Search the material for the word "schon" and report each line where it turns up.

══ STORED DATA

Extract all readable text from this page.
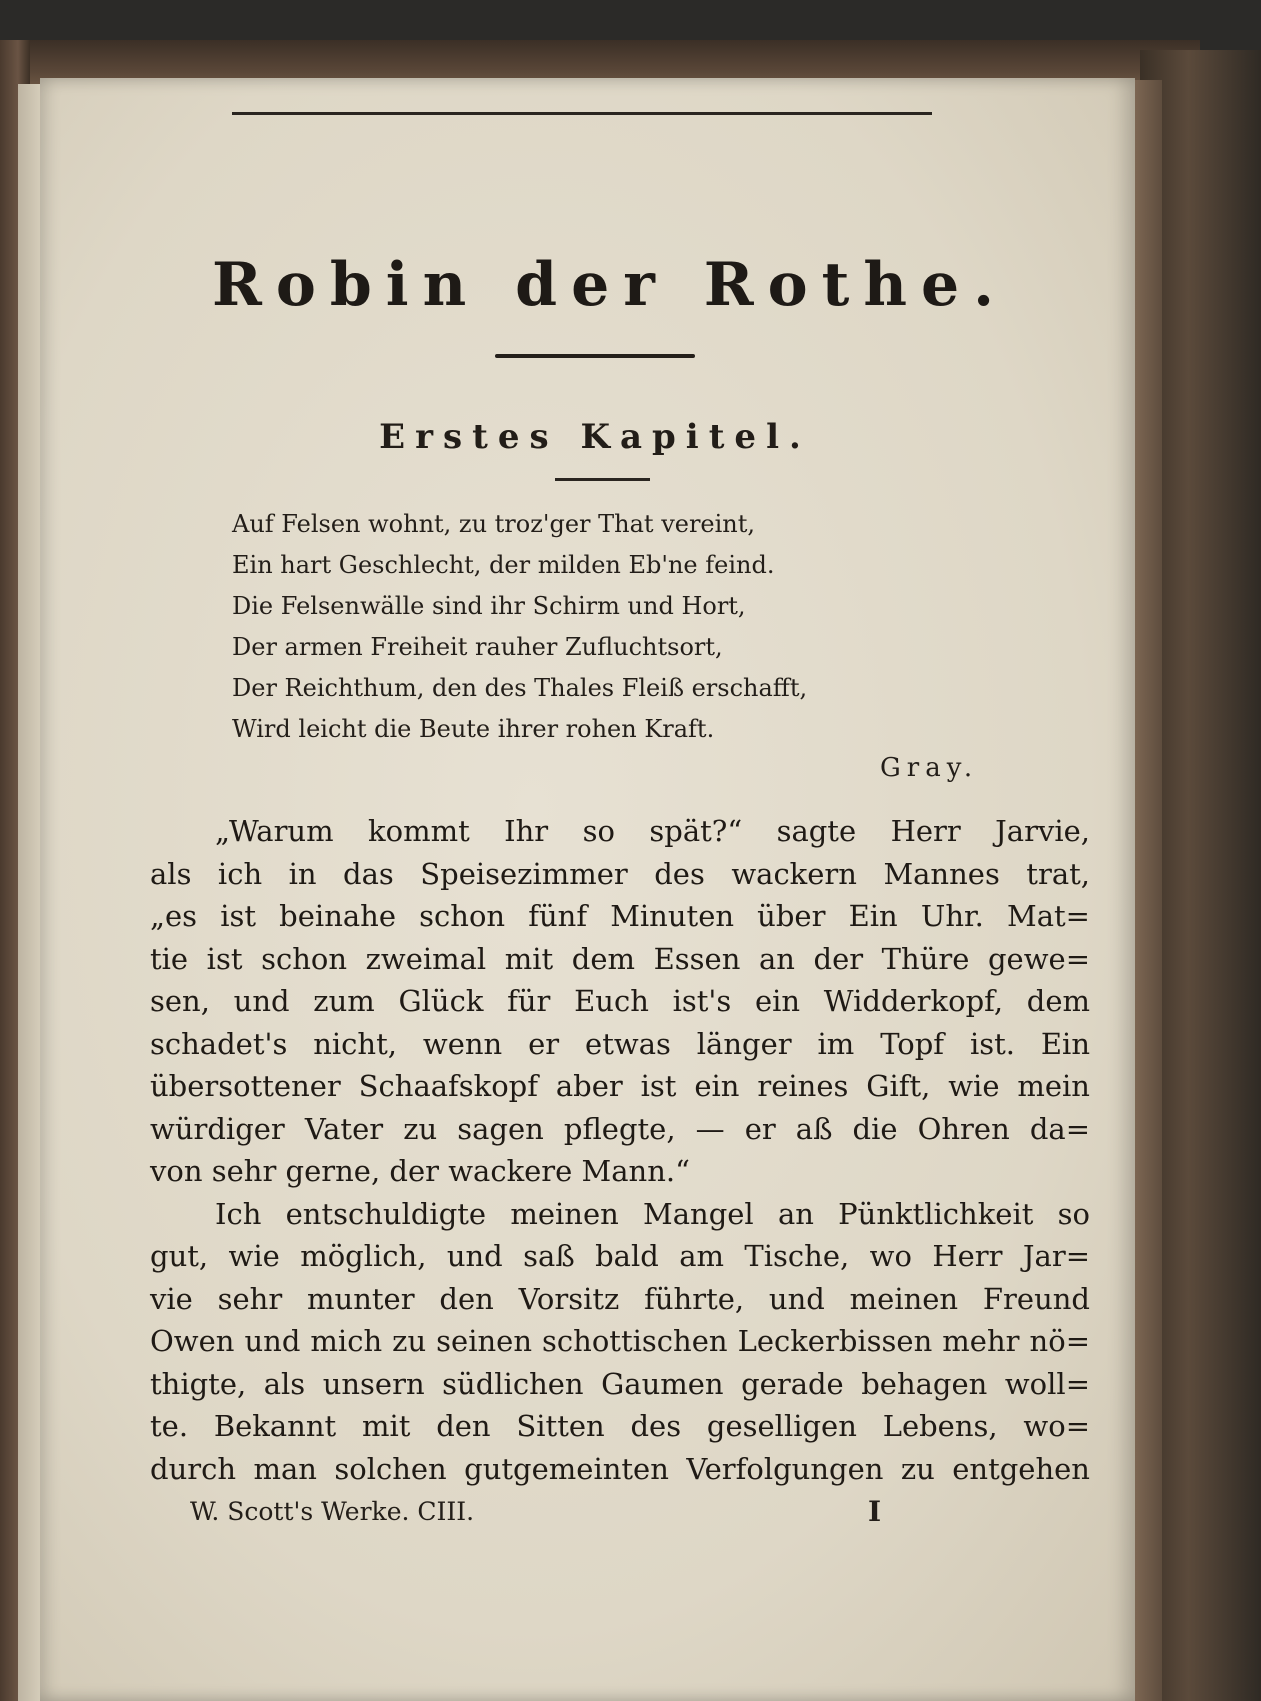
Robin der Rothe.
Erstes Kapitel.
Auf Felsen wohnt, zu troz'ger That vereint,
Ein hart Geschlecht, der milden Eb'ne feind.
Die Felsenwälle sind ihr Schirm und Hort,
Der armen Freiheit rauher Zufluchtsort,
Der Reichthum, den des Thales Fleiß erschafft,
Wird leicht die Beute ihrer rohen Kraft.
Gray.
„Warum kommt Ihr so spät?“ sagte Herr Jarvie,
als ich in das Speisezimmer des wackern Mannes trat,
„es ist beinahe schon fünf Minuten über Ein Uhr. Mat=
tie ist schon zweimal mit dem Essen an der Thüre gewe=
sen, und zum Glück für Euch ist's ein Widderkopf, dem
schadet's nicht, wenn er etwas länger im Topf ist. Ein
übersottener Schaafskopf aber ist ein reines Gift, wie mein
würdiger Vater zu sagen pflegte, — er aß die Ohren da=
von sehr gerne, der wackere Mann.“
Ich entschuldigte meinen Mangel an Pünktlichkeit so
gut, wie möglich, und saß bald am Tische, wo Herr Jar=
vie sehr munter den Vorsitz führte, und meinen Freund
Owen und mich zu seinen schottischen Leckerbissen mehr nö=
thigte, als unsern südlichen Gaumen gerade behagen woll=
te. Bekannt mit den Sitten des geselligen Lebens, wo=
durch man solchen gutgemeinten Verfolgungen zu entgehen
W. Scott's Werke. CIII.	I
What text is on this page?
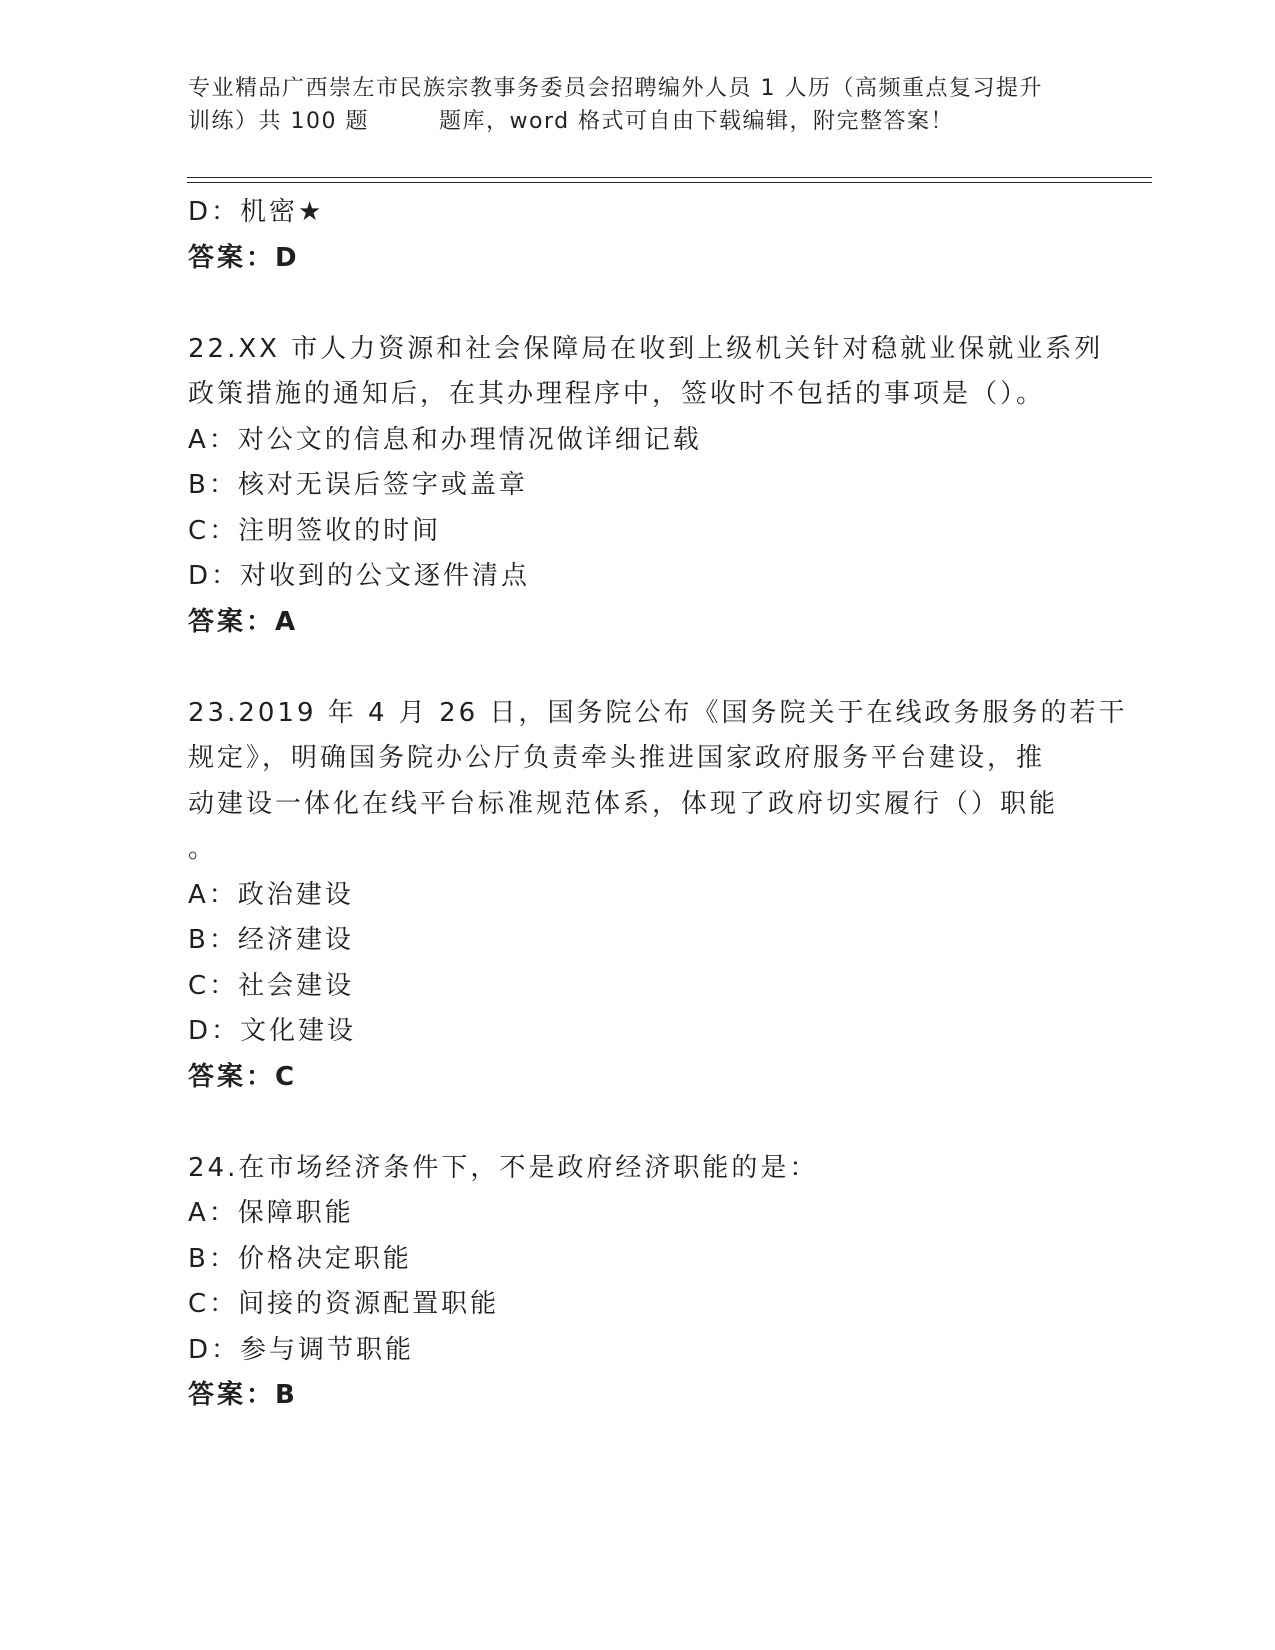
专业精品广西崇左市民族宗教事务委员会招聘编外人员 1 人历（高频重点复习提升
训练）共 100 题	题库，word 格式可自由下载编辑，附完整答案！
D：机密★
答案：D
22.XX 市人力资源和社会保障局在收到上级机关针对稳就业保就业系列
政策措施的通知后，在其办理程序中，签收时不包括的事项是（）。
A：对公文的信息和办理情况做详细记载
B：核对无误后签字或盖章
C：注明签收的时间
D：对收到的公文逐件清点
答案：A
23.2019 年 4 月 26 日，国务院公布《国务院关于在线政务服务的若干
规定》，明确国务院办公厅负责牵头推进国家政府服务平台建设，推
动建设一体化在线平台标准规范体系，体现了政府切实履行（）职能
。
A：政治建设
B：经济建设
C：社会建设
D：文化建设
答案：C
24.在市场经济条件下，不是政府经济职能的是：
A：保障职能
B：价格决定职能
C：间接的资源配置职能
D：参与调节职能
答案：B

════

→ EXERCISE OUTPUT
„es ist beinahe schon fünf Minuten über Ein Uhr. Mat=
tie ist schon zweimal mit dem Essen an der Thüre gewe=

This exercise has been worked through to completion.